## STATED GOAL
Pull out each line of the data that includes the word "المختصر".
╭──
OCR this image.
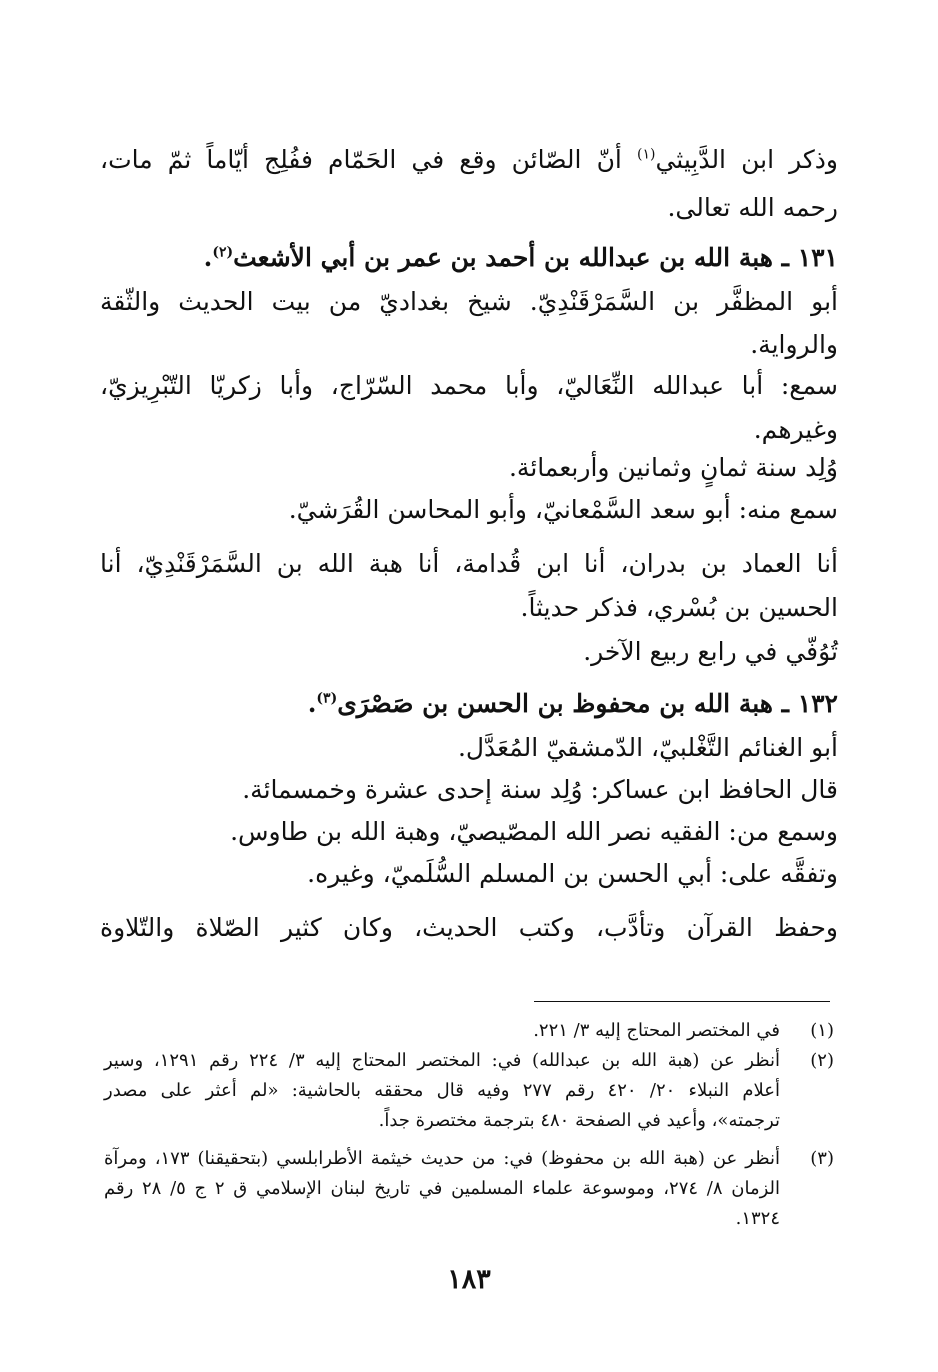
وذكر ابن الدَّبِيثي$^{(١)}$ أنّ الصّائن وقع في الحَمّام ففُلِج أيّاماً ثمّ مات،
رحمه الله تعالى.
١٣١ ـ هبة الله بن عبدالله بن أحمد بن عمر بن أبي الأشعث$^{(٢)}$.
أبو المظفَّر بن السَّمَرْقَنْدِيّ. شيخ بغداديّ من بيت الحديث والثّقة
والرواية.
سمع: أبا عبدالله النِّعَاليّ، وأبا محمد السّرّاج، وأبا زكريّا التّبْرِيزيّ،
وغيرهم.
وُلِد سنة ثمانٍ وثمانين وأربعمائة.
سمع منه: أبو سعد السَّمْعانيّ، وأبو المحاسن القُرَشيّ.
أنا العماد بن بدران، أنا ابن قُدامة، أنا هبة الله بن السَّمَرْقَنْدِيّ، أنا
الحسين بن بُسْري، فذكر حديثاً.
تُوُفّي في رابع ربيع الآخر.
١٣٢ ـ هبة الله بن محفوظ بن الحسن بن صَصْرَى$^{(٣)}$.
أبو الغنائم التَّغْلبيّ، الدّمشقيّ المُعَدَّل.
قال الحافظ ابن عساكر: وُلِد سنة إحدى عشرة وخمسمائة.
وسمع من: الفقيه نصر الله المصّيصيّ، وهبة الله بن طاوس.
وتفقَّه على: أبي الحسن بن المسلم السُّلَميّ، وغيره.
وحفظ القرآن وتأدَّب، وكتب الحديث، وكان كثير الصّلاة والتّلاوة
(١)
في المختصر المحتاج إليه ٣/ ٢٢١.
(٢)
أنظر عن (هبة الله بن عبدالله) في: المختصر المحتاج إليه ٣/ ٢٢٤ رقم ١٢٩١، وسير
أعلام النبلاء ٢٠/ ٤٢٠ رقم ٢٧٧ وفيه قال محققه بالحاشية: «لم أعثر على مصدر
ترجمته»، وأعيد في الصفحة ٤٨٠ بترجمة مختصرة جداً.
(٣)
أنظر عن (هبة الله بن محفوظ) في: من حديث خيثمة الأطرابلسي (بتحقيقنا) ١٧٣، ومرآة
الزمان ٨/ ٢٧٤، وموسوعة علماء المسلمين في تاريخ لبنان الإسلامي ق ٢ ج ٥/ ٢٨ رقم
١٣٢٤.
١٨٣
╰──
## SOLUTION BELOW
في المختصر المحتاج إليه ٣/ ٢٢١.
أنظر عن (هبة الله بن عبدالله) في: المختصر المحتاج إليه ٣/ ٢٢٤ رقم ١٢٩١، وسير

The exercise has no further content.